**YOUR OBJECTIVE**
Rewrite the records from the first line through the line containing "digit-8-button[interactable]: 8 xyxy=(139,190,240,216)", inclusive, putting "top-bar" in place of "status-bar" and leaving everything else unchanged.

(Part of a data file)
════════════════

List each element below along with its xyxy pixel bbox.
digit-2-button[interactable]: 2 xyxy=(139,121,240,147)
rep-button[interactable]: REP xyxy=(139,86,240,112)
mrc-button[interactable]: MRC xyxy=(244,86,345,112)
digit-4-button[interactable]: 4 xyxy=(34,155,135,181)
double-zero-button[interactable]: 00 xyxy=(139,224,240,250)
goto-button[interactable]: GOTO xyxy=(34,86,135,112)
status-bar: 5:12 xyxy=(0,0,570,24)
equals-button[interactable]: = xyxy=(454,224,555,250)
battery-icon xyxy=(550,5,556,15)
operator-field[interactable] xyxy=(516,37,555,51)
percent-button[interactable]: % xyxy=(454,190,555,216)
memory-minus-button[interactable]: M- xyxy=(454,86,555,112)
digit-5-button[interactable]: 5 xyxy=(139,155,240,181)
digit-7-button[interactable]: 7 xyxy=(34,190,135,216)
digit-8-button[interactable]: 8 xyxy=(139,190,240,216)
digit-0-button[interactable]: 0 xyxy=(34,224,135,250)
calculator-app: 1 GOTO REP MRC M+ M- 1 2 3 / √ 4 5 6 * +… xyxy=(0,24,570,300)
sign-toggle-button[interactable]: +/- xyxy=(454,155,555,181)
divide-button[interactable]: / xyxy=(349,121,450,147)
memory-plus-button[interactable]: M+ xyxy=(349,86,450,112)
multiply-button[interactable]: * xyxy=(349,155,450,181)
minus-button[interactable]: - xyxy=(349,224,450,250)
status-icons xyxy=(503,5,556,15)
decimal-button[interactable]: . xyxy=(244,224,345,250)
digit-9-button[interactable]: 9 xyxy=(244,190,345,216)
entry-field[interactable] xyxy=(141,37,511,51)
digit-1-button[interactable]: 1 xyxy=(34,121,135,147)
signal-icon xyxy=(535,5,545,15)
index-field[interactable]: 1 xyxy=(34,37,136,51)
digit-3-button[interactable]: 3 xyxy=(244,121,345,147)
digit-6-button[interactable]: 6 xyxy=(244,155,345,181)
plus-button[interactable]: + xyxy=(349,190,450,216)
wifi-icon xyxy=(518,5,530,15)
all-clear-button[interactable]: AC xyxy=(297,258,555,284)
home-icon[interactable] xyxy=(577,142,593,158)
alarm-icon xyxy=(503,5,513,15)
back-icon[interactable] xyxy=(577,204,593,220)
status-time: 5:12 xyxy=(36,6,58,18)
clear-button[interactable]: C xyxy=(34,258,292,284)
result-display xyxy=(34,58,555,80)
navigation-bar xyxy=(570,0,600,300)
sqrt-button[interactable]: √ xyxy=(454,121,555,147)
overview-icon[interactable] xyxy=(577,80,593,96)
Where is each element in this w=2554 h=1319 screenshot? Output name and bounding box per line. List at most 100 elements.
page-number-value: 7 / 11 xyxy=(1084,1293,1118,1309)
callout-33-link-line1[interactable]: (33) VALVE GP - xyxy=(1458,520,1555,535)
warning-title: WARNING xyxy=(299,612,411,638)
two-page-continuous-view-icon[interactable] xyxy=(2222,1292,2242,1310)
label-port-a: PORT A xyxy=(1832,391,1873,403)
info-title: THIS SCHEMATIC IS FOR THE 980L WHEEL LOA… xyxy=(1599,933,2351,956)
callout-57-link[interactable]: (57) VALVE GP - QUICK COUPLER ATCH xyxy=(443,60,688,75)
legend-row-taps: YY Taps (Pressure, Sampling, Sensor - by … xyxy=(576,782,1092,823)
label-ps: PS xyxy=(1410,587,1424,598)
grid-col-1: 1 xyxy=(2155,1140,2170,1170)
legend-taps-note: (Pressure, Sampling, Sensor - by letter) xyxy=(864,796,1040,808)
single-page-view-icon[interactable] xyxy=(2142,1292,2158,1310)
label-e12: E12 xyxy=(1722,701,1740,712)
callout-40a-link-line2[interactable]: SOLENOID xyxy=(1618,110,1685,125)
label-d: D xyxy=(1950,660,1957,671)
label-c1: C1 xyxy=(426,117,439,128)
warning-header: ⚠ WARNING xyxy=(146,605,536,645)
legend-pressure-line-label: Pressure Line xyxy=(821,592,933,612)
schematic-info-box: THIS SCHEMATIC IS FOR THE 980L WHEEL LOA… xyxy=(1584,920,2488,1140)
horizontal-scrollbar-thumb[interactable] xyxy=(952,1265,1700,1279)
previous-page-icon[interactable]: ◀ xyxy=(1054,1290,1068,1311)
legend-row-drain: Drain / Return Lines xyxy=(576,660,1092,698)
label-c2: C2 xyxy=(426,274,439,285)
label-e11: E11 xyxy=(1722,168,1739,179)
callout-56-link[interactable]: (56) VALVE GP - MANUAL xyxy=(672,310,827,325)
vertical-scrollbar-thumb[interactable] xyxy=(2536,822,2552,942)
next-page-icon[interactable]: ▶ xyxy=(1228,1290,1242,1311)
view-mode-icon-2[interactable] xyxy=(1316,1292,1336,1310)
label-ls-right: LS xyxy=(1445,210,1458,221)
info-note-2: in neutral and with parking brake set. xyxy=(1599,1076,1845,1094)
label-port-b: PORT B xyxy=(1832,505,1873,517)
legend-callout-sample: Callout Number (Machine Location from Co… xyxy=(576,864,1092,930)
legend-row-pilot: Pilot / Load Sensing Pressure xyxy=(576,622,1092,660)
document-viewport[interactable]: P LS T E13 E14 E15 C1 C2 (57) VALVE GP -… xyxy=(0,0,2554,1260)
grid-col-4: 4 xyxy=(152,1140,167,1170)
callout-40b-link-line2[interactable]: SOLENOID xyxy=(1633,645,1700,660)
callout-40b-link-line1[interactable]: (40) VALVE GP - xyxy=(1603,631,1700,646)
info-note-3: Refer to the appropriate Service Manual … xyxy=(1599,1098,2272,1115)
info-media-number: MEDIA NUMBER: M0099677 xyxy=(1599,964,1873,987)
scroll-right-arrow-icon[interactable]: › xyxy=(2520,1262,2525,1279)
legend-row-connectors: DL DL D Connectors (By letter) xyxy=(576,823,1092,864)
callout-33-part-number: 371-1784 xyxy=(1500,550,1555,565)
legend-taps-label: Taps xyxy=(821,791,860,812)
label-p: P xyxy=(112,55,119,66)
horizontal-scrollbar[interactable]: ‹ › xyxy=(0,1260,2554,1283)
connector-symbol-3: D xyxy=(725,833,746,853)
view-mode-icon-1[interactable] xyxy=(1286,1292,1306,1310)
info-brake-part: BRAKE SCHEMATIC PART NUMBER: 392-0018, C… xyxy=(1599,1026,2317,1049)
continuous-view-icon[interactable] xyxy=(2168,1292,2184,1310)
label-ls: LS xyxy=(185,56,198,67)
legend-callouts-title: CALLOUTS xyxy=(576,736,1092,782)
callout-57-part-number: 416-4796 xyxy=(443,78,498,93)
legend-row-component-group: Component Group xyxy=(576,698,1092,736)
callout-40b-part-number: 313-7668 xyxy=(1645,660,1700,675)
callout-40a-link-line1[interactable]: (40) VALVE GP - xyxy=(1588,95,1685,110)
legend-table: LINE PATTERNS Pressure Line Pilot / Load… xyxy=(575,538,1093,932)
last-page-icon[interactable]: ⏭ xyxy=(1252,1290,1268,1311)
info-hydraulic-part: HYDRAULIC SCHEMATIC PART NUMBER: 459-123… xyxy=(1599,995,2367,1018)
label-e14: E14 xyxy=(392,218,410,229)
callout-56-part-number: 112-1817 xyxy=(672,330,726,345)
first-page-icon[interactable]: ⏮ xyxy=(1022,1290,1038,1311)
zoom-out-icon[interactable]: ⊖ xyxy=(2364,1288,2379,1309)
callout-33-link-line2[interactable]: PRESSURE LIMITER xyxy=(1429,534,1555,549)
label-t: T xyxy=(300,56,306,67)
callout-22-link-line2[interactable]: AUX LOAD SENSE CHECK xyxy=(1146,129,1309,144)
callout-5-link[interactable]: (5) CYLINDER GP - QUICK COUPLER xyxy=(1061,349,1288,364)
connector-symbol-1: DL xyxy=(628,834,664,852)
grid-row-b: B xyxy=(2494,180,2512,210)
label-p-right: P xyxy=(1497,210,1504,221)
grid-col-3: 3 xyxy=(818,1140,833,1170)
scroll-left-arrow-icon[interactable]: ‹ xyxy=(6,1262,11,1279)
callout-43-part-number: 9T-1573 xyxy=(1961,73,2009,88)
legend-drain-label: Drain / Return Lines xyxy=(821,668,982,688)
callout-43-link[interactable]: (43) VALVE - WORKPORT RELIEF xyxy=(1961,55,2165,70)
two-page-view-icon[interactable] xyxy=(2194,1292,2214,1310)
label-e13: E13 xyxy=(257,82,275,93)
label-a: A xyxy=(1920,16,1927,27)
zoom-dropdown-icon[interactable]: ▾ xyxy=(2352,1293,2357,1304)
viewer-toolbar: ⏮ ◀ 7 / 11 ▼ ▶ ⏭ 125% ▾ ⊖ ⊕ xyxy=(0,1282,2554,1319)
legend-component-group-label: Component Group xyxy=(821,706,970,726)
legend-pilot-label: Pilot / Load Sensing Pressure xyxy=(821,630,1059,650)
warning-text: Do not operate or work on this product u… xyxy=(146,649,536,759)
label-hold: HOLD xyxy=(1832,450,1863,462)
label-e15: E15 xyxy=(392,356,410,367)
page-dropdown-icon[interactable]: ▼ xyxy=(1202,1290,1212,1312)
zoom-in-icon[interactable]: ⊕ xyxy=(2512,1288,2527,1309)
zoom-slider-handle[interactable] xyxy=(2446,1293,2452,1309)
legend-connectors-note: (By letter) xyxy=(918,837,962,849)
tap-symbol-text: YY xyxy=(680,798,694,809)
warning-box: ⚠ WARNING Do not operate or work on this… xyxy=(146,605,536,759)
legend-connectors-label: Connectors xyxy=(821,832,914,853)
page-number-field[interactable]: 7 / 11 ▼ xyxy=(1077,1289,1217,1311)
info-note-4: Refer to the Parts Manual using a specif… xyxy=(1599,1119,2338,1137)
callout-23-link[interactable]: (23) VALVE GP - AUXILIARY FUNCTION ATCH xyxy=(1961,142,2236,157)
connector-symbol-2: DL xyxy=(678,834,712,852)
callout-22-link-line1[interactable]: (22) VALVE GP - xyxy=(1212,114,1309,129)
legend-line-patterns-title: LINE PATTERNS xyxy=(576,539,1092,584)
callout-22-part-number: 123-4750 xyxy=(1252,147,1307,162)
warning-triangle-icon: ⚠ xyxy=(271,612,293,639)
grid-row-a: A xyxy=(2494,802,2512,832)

════════════════

**EXERCISE SOLUTION**
List each element below along with its xyxy pixel bbox.
digit-2-button[interactable]: 2 xyxy=(139,121,240,147)
rep-button[interactable]: REP xyxy=(139,86,240,112)
mrc-button[interactable]: MRC xyxy=(244,86,345,112)
digit-4-button[interactable]: 4 xyxy=(34,155,135,181)
double-zero-button[interactable]: 00 xyxy=(139,224,240,250)
goto-button[interactable]: GOTO xyxy=(34,86,135,112)
top-bar: 5:12 xyxy=(0,0,570,24)
equals-button[interactable]: = xyxy=(454,224,555,250)
battery-icon xyxy=(550,5,556,15)
operator-field[interactable] xyxy=(516,37,555,51)
percent-button[interactable]: % xyxy=(454,190,555,216)
memory-minus-button[interactable]: M- xyxy=(454,86,555,112)
digit-5-button[interactable]: 5 xyxy=(139,155,240,181)
digit-7-button[interactable]: 7 xyxy=(34,190,135,216)
digit-8-button[interactable]: 8 xyxy=(139,190,240,216)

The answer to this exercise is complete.